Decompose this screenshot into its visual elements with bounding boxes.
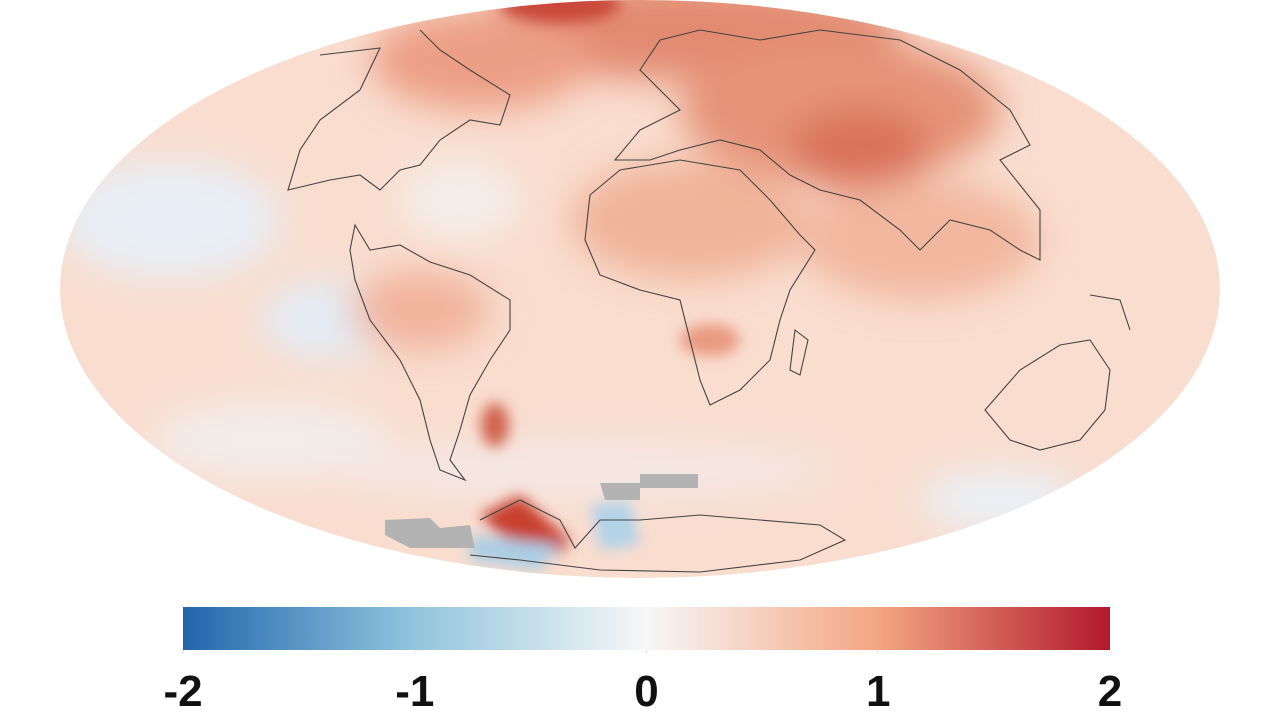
tick-label: -1 [395,667,434,716]
colorbar-scale [183,607,1110,650]
map [60,0,1220,578]
missing-data [600,474,698,500]
tick-label: 2 [1098,667,1122,716]
missing-data [385,518,475,548]
coastlines [287,29,1131,573]
colorbar: -2 -1 0 1 2 [163,607,1122,716]
tick-label: -2 [163,667,202,716]
tick-label: 1 [866,667,890,716]
anomaly-detail [470,0,740,570]
tick-label: 0 [634,667,658,716]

----

Format the listing as a two-column CSV with the headers "prompt" and "response", one row for each entry. Put each field in double quotes, replace line breaks with spaces, and leave out the pictures.

Result of this exercise -
prompt,response
"Decompose this screenshot into its visual elements with bounding boxes.","tick-label: -1 [395,667,434,716] colorbar-scale [183,607,1110,650] map [60,0,1220,578] missing-data [600,474,698,500] tick-label: 2 [1098,667,1122,716] missing-data [385,518,475,548] coastlines [287,29,1131,573] colorbar: -2 -1 0 1 2 [163,607,1122,716] tick-label: -2 [163,667,202,716] tick-label: 1 [866,667,890,716] anomaly-detail [470,0,740,570] tick-label: 0 [634,667,658,716]"